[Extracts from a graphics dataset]
┌──

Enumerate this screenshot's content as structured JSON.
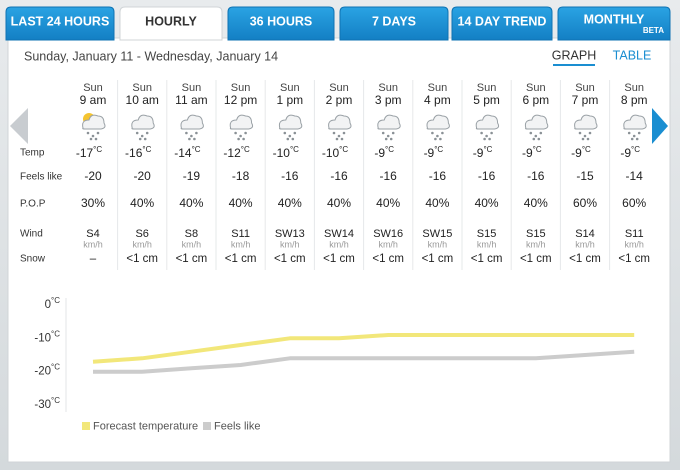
{
  "tabs": [
    {
      "label": "LAST 24 HOURS"
    },
    {
      "label": "HOURLY",
      "active": true
    },
    {
      "label": "36 HOURS"
    },
    {
      "label": "7 DAYS"
    },
    {
      "label": "14 DAY TREND"
    },
    {
      "label": "MONTHLY",
      "badge": "BETA"
    }
  ],
  "date_range": "Sunday, January 11 - Wednesday, January 14",
  "views": [
    "GRAPH",
    "TABLE"
  ],
  "row_labels": [
    "Temp",
    "Feels like",
    "P.O.P",
    "Wind",
    "Snow"
  ],
  "temp_unit": "°C",
  "wind_unit": "km/h",
  "hours": [
    {
      "day": "Sun",
      "time": "9 am",
      "temp": -17,
      "feels_like": -20,
      "pop": "30%",
      "wind": "S4",
      "snow": "–"
    },
    {
      "day": "Sun",
      "time": "10 am",
      "temp": -16,
      "feels_like": -20,
      "pop": "40%",
      "wind": "S6",
      "snow": "<1 cm"
    },
    {
      "day": "Sun",
      "time": "11 am",
      "temp": -14,
      "feels_like": -19,
      "pop": "40%",
      "wind": "S8",
      "snow": "<1 cm"
    },
    {
      "day": "Sun",
      "time": "12 pm",
      "temp": -12,
      "feels_like": -18,
      "pop": "40%",
      "wind": "S11",
      "snow": "<1 cm"
    },
    {
      "day": "Sun",
      "time": "1 pm",
      "temp": -10,
      "feels_like": -16,
      "pop": "40%",
      "wind": "SW13",
      "snow": "<1 cm"
    },
    {
      "day": "Sun",
      "time": "2 pm",
      "temp": -10,
      "feels_like": -16,
      "pop": "40%",
      "wind": "SW14",
      "snow": "<1 cm"
    },
    {
      "day": "Sun",
      "time": "3 pm",
      "temp": -9,
      "feels_like": -16,
      "pop": "40%",
      "wind": "SW16",
      "snow": "<1 cm"
    },
    {
      "day": "Sun",
      "time": "4 pm",
      "temp": -9,
      "feels_like": -16,
      "pop": "40%",
      "wind": "SW15",
      "snow": "<1 cm"
    },
    {
      "day": "Sun",
      "time": "5 pm",
      "temp": -9,
      "feels_like": -16,
      "pop": "40%",
      "wind": "S15",
      "snow": "<1 cm"
    },
    {
      "day": "Sun",
      "time": "6 pm",
      "temp": -9,
      "feels_like": -16,
      "pop": "40%",
      "wind": "S15",
      "snow": "<1 cm"
    },
    {
      "day": "Sun",
      "time": "7 pm",
      "temp": -9,
      "feels_like": -15,
      "pop": "60%",
      "wind": "S14",
      "snow": "<1 cm"
    },
    {
      "day": "Sun",
      "time": "8 pm",
      "temp": -9,
      "feels_like": -14,
      "pop": "60%",
      "wind": "S11",
      "snow": "<1 cm"
    }
  ],
  "chart": {
    "type": "line",
    "ylim": [
      -30,
      0
    ],
    "yticks": [
      0,
      -10,
      -20,
      -30
    ],
    "series": [
      {
        "name": "Forecast temperature",
        "color": "#f2e77a"
      },
      {
        "name": "Feels like",
        "color": "#cccccc"
      }
    ]
  }
}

└──

JOB
Transcribe all the lines above exactly, apart from the pictures.

COMPLETE OUTPUT
Enumerate this screenshot's content as structured JSON.
{
  "tabs": [
    {
      "label": "LAST 24 HOURS"
    },
    {
      "label": "HOURLY",
      "active": true
    },
    {
      "label": "36 HOURS"
    },
    {
      "label": "7 DAYS"
    },
    {
      "label": "14 DAY TREND"
    },
    {
      "label": "MONTHLY",
      "badge": "BETA"
    }
  ],
  "date_range": "Sunday, January 11 - Wednesday, January 14",
  "views": [
    "GRAPH",
    "TABLE"
  ],
  "row_labels": [
    "Temp",
    "Feels like",
    "P.O.P",
    "Wind",
    "Snow"
  ],
  "temp_unit": "°C",
  "wind_unit": "km/h",
  "hours": [
    {
      "day": "Sun",
      "time": "9 am",
      "temp": -17,
      "feels_like": -20,
      "pop": "30%",
      "wind": "S4",
      "snow": "–"
    },
    {
      "day": "Sun",
      "time": "10 am",
      "temp": -16,
      "feels_like": -20,
      "pop": "40%",
      "wind": "S6",
      "snow": "<1 cm"
    },
    {
      "day": "Sun",
      "time": "11 am",
      "temp": -14,
      "feels_like": -19,
      "pop": "40%",
      "wind": "S8",
      "snow": "<1 cm"
    },
    {
      "day": "Sun",
      "time": "12 pm",
      "temp": -12,
      "feels_like": -18,
      "pop": "40%",
      "wind": "S11",
      "snow": "<1 cm"
    },
    {
      "day": "Sun",
      "time": "1 pm",
      "temp": -10,
      "feels_like": -16,
      "pop": "40%",
      "wind": "SW13",
      "snow": "<1 cm"
    },
    {
      "day": "Sun",
      "time": "2 pm",
      "temp": -10,
      "feels_like": -16,
      "pop": "40%",
      "wind": "SW14",
      "snow": "<1 cm"
    },
    {
      "day": "Sun",
      "time": "3 pm",
      "temp": -9,
      "feels_like": -16,
      "pop": "40%",
      "wind": "SW16",
      "snow": "<1 cm"
    },
    {
      "day": "Sun",
      "time": "4 pm",
      "temp": -9,
      "feels_like": -16,
      "pop": "40%",
      "wind": "SW15",
      "snow": "<1 cm"
    },
    {
      "day": "Sun",
      "time": "5 pm",
      "temp": -9,
      "feels_like": -16,
      "pop": "40%",
      "wind": "S15",
      "snow": "<1 cm"
    },
    {
      "day": "Sun",
      "time": "6 pm",
      "temp": -9,
      "feels_like": -16,
      "pop": "40%",
      "wind": "S15",
      "snow": "<1 cm"
    },
    {
      "day": "Sun",
      "time": "7 pm",
      "temp": -9,
      "feels_like": -15,
      "pop": "60%",
      "wind": "S14",
      "snow": "<1 cm"
    },
    {
      "day": "Sun",
      "time": "8 pm",
      "temp": -9,
      "feels_like": -14,
      "pop": "60%",
      "wind": "S11",
      "snow": "<1 cm"
    }
  ],
  "chart": {
    "type": "line",
    "ylim": [
      -30,
      0
    ],
    "yticks": [
      0,
      -10,
      -20,
      -30
    ],
    "series": [
      {
        "name": "Forecast temperature",
        "color": "#f2e77a"
      },
      {
        "name": "Feels like",
        "color": "#cccccc"
      }
    ]
  }
}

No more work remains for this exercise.